• Given task
Rewrite the listing from its first line through the line containing "user-info: 宁宁然 06-11 (105, 636, 171, 698)", swapping each "work-link" for "title-link" and changing nothing else.

Extracted records
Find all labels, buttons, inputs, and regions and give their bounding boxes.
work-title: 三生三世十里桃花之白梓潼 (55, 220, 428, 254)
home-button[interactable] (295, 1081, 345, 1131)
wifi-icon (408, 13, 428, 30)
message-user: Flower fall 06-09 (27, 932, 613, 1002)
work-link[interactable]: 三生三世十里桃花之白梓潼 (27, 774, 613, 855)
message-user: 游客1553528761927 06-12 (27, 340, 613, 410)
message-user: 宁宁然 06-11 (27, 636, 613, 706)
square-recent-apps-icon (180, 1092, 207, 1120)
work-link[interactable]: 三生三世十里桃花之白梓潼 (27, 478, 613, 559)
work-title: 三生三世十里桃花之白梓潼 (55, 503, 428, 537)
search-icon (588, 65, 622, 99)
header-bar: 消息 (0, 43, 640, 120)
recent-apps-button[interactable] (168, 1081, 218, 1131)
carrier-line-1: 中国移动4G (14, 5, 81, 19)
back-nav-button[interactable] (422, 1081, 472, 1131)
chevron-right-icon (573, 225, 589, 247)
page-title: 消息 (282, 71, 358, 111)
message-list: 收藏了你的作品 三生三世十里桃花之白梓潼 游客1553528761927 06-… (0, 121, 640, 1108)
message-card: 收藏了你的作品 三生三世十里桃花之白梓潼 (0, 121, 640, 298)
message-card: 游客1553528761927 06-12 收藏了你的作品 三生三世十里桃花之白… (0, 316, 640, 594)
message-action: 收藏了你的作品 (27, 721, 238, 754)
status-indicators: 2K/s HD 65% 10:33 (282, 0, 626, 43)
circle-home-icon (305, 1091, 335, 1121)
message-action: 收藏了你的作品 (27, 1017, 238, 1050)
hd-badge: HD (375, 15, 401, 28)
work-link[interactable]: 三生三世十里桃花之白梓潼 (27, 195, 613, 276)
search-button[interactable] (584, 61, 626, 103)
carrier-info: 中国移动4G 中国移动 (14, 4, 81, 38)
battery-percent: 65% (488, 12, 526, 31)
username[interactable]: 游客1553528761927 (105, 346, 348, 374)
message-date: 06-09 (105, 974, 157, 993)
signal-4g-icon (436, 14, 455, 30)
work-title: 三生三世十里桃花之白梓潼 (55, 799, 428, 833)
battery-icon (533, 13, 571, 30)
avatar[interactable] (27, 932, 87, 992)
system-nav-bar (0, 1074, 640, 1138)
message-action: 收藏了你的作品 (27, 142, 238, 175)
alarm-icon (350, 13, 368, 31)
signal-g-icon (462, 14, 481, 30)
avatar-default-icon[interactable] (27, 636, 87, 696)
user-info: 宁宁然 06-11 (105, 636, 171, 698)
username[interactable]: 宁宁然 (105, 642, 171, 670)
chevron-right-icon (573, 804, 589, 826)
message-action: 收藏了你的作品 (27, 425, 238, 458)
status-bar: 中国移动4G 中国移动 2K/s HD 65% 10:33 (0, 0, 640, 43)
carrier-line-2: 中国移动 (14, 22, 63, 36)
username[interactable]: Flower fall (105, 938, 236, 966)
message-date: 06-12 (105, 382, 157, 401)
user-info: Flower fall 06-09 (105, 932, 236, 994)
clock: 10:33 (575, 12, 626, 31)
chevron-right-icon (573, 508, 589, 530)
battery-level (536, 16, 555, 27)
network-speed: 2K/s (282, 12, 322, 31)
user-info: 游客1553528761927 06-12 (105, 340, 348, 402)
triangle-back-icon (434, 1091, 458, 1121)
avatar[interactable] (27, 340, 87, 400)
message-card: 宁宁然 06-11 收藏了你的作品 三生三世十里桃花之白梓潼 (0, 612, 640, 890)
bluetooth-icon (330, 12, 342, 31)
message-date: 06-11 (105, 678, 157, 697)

• Task answer
Find all labels, buttons, inputs, and regions and give their bounding boxes.
work-title: 三生三世十里桃花之白梓潼 (55, 220, 428, 254)
home-button[interactable] (295, 1081, 345, 1131)
wifi-icon (408, 13, 428, 30)
message-user: Flower fall 06-09 (27, 932, 613, 1002)
title-link[interactable]: 三生三世十里桃花之白梓潼 (27, 774, 613, 855)
message-user: 游客1553528761927 06-12 (27, 340, 613, 410)
message-user: 宁宁然 06-11 (27, 636, 613, 706)
square-recent-apps-icon (180, 1092, 207, 1120)
title-link[interactable]: 三生三世十里桃花之白梓潼 (27, 478, 613, 559)
work-title: 三生三世十里桃花之白梓潼 (55, 503, 428, 537)
search-icon (588, 65, 622, 99)
header-bar: 消息 (0, 43, 640, 120)
recent-apps-button[interactable] (168, 1081, 218, 1131)
carrier-line-1: 中国移动4G (14, 5, 81, 19)
back-nav-button[interactable] (422, 1081, 472, 1131)
chevron-right-icon (573, 225, 589, 247)
page-title: 消息 (282, 71, 358, 111)
message-list: 收藏了你的作品 三生三世十里桃花之白梓潼 游客1553528761927 06-… (0, 121, 640, 1108)
message-card: 收藏了你的作品 三生三世十里桃花之白梓潼 (0, 121, 640, 298)
message-card: 游客1553528761927 06-12 收藏了你的作品 三生三世十里桃花之白… (0, 316, 640, 594)
message-action: 收藏了你的作品 (27, 721, 238, 754)
status-indicators: 2K/s HD 65% 10:33 (282, 0, 626, 43)
circle-home-icon (305, 1091, 335, 1121)
message-action: 收藏了你的作品 (27, 1017, 238, 1050)
hd-badge: HD (375, 15, 401, 28)
title-link[interactable]: 三生三世十里桃花之白梓潼 (27, 195, 613, 276)
search-button[interactable] (584, 61, 626, 103)
carrier-info: 中国移动4G 中国移动 (14, 4, 81, 38)
battery-percent: 65% (488, 12, 526, 31)
username[interactable]: 游客1553528761927 (105, 346, 348, 374)
message-date: 06-09 (105, 974, 157, 993)
signal-4g-icon (436, 14, 455, 30)
work-title: 三生三世十里桃花之白梓潼 (55, 799, 428, 833)
battery-icon (533, 13, 571, 30)
avatar[interactable] (27, 932, 87, 992)
system-nav-bar (0, 1074, 640, 1138)
message-action: 收藏了你的作品 (27, 142, 238, 175)
alarm-icon (350, 13, 368, 31)
signal-g-icon (462, 14, 481, 30)
avatar-default-icon[interactable] (27, 636, 87, 696)
user-info: 宁宁然 06-11 (105, 636, 171, 698)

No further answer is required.